Please copy the data from its first line through the line containing "heatmap-cell bbox=[344, 266, 351, 273]", changing "y-tick-label" to "y-axis-label" and keeping everything else the same.

(Box coordinate lists)
┄┄┄┄┄┄
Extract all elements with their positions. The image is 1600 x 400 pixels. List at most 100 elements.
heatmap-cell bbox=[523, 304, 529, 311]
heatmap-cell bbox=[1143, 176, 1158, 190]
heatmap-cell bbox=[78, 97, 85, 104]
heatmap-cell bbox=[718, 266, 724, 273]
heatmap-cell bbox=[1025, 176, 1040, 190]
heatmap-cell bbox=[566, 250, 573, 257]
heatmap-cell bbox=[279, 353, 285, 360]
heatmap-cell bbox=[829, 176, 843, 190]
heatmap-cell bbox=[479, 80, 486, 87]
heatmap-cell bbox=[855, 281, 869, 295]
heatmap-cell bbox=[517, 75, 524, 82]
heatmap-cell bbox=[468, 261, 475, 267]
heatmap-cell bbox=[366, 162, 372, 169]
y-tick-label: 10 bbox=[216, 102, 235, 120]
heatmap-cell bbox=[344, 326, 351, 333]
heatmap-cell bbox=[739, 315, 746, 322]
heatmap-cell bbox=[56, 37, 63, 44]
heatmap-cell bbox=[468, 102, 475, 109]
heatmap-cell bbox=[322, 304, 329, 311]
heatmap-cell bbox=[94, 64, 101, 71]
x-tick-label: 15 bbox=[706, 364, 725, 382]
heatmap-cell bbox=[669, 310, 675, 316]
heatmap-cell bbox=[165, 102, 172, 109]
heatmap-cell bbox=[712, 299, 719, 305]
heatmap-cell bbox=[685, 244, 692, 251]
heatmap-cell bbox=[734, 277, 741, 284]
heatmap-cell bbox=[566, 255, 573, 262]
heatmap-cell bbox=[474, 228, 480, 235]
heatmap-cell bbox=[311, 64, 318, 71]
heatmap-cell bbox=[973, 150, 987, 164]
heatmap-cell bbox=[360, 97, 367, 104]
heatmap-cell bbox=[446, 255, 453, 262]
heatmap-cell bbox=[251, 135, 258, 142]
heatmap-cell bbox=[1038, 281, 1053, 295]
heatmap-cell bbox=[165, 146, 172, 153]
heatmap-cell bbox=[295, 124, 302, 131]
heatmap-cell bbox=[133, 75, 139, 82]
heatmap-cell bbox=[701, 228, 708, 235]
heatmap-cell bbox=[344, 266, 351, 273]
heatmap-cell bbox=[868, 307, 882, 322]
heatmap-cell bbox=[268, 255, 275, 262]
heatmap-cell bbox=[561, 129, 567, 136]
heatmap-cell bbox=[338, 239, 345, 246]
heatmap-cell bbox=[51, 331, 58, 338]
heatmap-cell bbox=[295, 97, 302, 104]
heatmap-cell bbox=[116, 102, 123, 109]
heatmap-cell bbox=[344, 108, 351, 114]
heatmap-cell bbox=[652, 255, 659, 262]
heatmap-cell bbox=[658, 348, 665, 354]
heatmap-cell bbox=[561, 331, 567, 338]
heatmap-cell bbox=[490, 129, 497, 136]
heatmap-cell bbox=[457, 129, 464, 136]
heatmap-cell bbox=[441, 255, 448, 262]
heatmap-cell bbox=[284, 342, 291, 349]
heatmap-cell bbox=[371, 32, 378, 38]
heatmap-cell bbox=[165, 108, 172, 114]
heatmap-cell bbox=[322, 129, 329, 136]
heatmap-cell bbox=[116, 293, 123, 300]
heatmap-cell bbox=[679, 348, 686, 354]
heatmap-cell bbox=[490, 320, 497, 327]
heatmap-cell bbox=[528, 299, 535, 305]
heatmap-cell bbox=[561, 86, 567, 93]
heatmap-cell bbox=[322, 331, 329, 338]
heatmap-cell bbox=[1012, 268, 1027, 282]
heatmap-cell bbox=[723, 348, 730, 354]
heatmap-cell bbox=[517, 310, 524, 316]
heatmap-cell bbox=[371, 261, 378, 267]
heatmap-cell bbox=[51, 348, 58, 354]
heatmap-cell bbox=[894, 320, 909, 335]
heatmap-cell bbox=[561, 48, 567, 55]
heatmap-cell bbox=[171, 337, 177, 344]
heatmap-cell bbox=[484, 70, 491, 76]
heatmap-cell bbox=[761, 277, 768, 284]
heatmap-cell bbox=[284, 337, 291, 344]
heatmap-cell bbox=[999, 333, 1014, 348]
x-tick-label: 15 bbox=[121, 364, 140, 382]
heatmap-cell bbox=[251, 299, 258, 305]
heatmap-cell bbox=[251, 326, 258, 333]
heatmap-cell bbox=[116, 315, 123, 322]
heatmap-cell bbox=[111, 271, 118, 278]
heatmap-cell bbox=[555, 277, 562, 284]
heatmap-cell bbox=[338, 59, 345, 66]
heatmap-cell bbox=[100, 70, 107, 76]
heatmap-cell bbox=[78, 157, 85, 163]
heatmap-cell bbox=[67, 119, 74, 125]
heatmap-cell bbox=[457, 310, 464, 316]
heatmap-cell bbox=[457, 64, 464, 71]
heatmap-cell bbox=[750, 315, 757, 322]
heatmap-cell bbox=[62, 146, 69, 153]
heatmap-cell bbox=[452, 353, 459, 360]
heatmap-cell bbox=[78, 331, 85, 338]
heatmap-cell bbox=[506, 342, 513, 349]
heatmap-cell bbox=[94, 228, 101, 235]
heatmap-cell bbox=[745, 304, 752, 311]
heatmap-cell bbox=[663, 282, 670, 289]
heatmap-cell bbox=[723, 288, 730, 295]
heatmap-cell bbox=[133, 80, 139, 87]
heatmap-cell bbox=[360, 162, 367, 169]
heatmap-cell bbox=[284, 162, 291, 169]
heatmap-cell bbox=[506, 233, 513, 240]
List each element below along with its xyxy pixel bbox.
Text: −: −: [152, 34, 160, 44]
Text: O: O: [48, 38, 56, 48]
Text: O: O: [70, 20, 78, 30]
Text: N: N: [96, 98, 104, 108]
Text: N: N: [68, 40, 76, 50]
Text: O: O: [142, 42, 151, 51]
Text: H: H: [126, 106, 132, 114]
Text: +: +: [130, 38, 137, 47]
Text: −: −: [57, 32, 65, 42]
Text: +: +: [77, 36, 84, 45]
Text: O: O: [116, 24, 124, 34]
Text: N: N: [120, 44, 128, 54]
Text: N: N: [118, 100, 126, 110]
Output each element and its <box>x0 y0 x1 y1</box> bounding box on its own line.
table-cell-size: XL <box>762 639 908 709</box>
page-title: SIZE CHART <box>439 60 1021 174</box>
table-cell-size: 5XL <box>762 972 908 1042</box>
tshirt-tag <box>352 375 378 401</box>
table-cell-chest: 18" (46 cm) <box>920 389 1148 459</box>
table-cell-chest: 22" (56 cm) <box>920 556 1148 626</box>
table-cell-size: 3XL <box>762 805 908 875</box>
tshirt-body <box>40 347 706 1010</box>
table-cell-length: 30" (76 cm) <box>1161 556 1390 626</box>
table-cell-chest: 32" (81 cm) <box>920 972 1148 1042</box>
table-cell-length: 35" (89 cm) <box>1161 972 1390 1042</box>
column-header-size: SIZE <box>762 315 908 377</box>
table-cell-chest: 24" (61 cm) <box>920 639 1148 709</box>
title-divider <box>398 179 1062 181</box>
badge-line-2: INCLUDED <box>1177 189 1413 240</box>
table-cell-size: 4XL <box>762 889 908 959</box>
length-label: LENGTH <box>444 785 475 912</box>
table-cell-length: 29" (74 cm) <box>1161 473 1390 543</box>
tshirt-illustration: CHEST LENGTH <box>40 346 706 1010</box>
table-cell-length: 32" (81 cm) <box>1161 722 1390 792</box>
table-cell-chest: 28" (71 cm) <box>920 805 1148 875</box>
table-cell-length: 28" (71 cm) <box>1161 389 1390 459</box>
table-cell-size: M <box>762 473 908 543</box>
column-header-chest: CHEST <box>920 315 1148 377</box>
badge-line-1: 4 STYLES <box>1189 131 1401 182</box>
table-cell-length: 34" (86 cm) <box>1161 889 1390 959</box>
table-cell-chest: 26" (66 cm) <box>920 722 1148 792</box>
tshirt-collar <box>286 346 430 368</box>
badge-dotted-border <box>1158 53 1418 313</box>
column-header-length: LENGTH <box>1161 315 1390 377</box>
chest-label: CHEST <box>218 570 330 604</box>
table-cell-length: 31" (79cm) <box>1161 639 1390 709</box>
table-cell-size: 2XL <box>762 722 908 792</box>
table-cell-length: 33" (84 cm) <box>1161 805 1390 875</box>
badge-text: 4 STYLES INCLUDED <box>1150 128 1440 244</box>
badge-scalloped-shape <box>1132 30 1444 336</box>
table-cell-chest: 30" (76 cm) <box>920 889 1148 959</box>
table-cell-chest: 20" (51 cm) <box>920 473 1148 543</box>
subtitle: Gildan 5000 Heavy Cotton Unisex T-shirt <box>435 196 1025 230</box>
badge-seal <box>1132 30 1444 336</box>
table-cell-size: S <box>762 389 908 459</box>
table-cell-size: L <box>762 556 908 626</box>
┄┄┄┄┄┄
→ EXERCISE RESULT
Extract all elements with their positions. The image is 1600 x 400 pixels. List at most 100 elements.
heatmap-cell bbox=[523, 304, 529, 311]
heatmap-cell bbox=[1143, 176, 1158, 190]
heatmap-cell bbox=[78, 97, 85, 104]
heatmap-cell bbox=[718, 266, 724, 273]
heatmap-cell bbox=[1025, 176, 1040, 190]
heatmap-cell bbox=[566, 250, 573, 257]
heatmap-cell bbox=[279, 353, 285, 360]
heatmap-cell bbox=[829, 176, 843, 190]
heatmap-cell bbox=[479, 80, 486, 87]
heatmap-cell bbox=[855, 281, 869, 295]
heatmap-cell bbox=[517, 75, 524, 82]
heatmap-cell bbox=[468, 261, 475, 267]
heatmap-cell bbox=[366, 162, 372, 169]
y-axis-label: 10 bbox=[216, 102, 235, 120]
heatmap-cell bbox=[344, 326, 351, 333]
heatmap-cell bbox=[739, 315, 746, 322]
heatmap-cell bbox=[56, 37, 63, 44]
heatmap-cell bbox=[468, 102, 475, 109]
heatmap-cell bbox=[322, 304, 329, 311]
heatmap-cell bbox=[94, 64, 101, 71]
x-tick-label: 15 bbox=[706, 364, 725, 382]
heatmap-cell bbox=[669, 310, 675, 316]
heatmap-cell bbox=[165, 102, 172, 109]
heatmap-cell bbox=[712, 299, 719, 305]
heatmap-cell bbox=[685, 244, 692, 251]
heatmap-cell bbox=[734, 277, 741, 284]
heatmap-cell bbox=[566, 255, 573, 262]
heatmap-cell bbox=[474, 228, 480, 235]
heatmap-cell bbox=[311, 64, 318, 71]
heatmap-cell bbox=[973, 150, 987, 164]
heatmap-cell bbox=[360, 97, 367, 104]
heatmap-cell bbox=[446, 255, 453, 262]
heatmap-cell bbox=[251, 135, 258, 142]
heatmap-cell bbox=[1038, 281, 1053, 295]
heatmap-cell bbox=[165, 146, 172, 153]
heatmap-cell bbox=[295, 124, 302, 131]
heatmap-cell bbox=[133, 75, 139, 82]
heatmap-cell bbox=[701, 228, 708, 235]
heatmap-cell bbox=[344, 266, 351, 273]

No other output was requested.